_BRIEF_
Transcribe the whole listing below without changing a word, but leave out every image.

_DATASET CONTENT_
....

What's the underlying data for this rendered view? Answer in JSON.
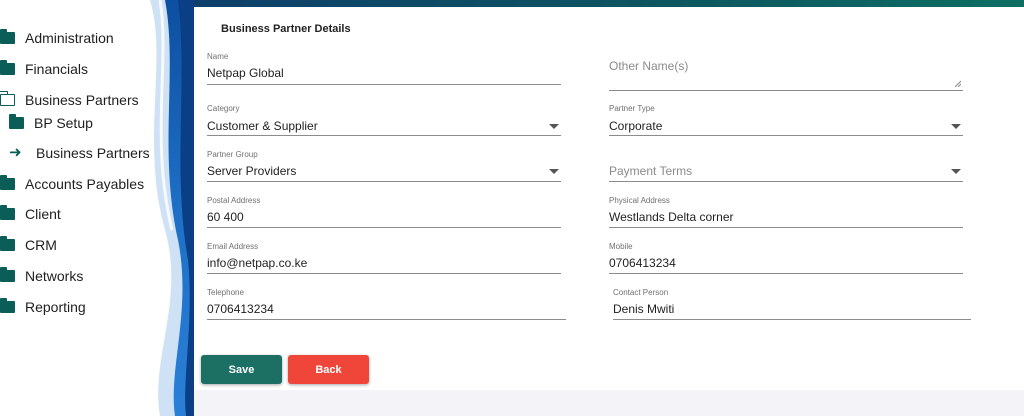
{
  "sidebar": {
    "items": [
      {
        "label": "Administration",
        "icon": "folder-icon"
      },
      {
        "label": "Financials",
        "icon": "folder-icon"
      },
      {
        "label": "Business Partners",
        "icon": "folder-open-icon"
      },
      {
        "label": "BP Setup",
        "icon": "folder-icon"
      },
      {
        "label": "Business Partners",
        "icon": "arrow-right-icon"
      },
      {
        "label": "Accounts Payables",
        "icon": "folder-icon"
      },
      {
        "label": "Client",
        "icon": "folder-icon"
      },
      {
        "label": "CRM",
        "icon": "folder-icon"
      },
      {
        "label": "Networks",
        "icon": "folder-icon"
      },
      {
        "label": "Reporting",
        "icon": "folder-icon"
      }
    ]
  },
  "form": {
    "title": "Business Partner Details",
    "name": {
      "label": "Name",
      "value": "Netpap Global"
    },
    "other_names": {
      "placeholder": "Other Name(s)"
    },
    "category": {
      "label": "Category",
      "value": "Customer & Supplier"
    },
    "partner_type": {
      "label": "Partner Type",
      "value": "Corporate"
    },
    "partner_group": {
      "label": "Partner Group",
      "value": "Server Providers"
    },
    "payment_terms": {
      "placeholder": "Payment Terms"
    },
    "postal_address": {
      "label": "Postal Address",
      "value": "60 400"
    },
    "physical_address": {
      "label": "Physical Address",
      "value": "Westlands Delta corner"
    },
    "email_address": {
      "label": "Email Address",
      "value": "info@netpap.co.ke"
    },
    "mobile": {
      "label": "Mobile",
      "value": "0706413234"
    },
    "telephone": {
      "label": "Telephone",
      "value": "0706413234"
    },
    "contact_person": {
      "label": "Contact Person",
      "value": "Denis Mwiti"
    }
  },
  "actions": {
    "save_label": "Save",
    "back_label": "Back"
  },
  "colors": {
    "primary": "#1c6f63",
    "danger": "#f0463a",
    "folder": "#0b5d57",
    "sidebar_accent": "#1565c0"
  }
}
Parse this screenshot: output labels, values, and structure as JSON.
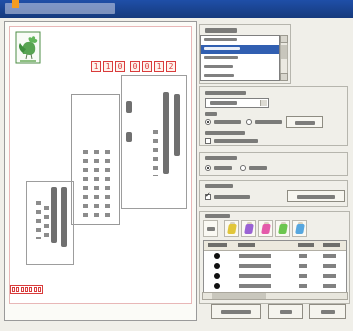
{
  "window": {
    "title": ""
  },
  "postcard": {
    "postal_code_recipient": [
      "1",
      "1",
      "0",
      "0",
      "0",
      "1",
      "2"
    ]
  },
  "colors": {
    "title_bar": "#1f4fa8",
    "accent_red": "#d93c3c",
    "stamp_green": "#4d8e45",
    "selection_blue": "#315fb1"
  },
  "icons": {
    "stamp": "rooster-stamp-icon",
    "scroll_up": "scroll-up-icon",
    "scroll_down": "scroll-down-icon",
    "tab_tags": "tag-icon"
  }
}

....

_EXPECTED ANSWER_
What's the underlying data for this rendered view? Answer in JSON.
{
  "sidebar": {
    "items": [
      {
        "label": "Administration",
        "icon": "folder-icon"
      },
      {
        "label": "Financials",
        "icon": "folder-icon"
      },
      {
        "label": "Business Partners",
        "icon": "folder-open-icon"
      },
      {
        "label": "BP Setup",
        "icon": "folder-icon"
      },
      {
        "label": "Business Partners",
        "icon": "arrow-right-icon"
      },
      {
        "label": "Accounts Payables",
        "icon": "folder-icon"
      },
      {
        "label": "Client",
        "icon": "folder-icon"
      },
      {
        "label": "CRM",
        "icon": "folder-icon"
      },
      {
        "label": "Networks",
        "icon": "folder-icon"
      },
      {
        "label": "Reporting",
        "icon": "folder-icon"
      }
    ]
  },
  "form": {
    "title": "Business Partner Details",
    "name": {
      "label": "Name",
      "value": "Netpap Global"
    },
    "other_names": {
      "placeholder": "Other Name(s)"
    },
    "category": {
      "label": "Category",
      "value": "Customer & Supplier"
    },
    "partner_type": {
      "label": "Partner Type",
      "value": "Corporate"
    },
    "partner_group": {
      "label": "Partner Group",
      "value": "Server Providers"
    },
    "payment_terms": {
      "placeholder": "Payment Terms"
    },
    "postal_address": {
      "label": "Postal Address",
      "value": "60 400"
    },
    "physical_address": {
      "label": "Physical Address",
      "value": "Westlands Delta corner"
    },
    "email_address": {
      "label": "Email Address",
      "value": "info@netpap.co.ke"
    },
    "mobile": {
      "label": "Mobile",
      "value": "0706413234"
    },
    "telephone": {
      "label": "Telephone",
      "value": "0706413234"
    },
    "contact_person": {
      "label": "Contact Person",
      "value": "Denis Mwiti"
    }
  },
  "actions": {
    "save_label": "Save",
    "back_label": "Back"
  },
  "colors": {
    "primary": "#1c6f63",
    "danger": "#f0463a",
    "folder": "#0b5d57",
    "sidebar_accent": "#1565c0"
  }
}
Parse this screenshot: output labels, values, and structure as JSON.
{
  "window": {
    "title": ""
  },
  "postcard": {
    "postal_code_recipient": [
      "1",
      "1",
      "0",
      "0",
      "0",
      "1",
      "2"
    ]
  },
  "colors": {
    "title_bar": "#1f4fa8",
    "accent_red": "#d93c3c",
    "stamp_green": "#4d8e45",
    "selection_blue": "#315fb1"
  },
  "icons": {
    "stamp": "rooster-stamp-icon",
    "scroll_up": "scroll-up-icon",
    "scroll_down": "scroll-down-icon",
    "tab_tags": "tag-icon"
  }
}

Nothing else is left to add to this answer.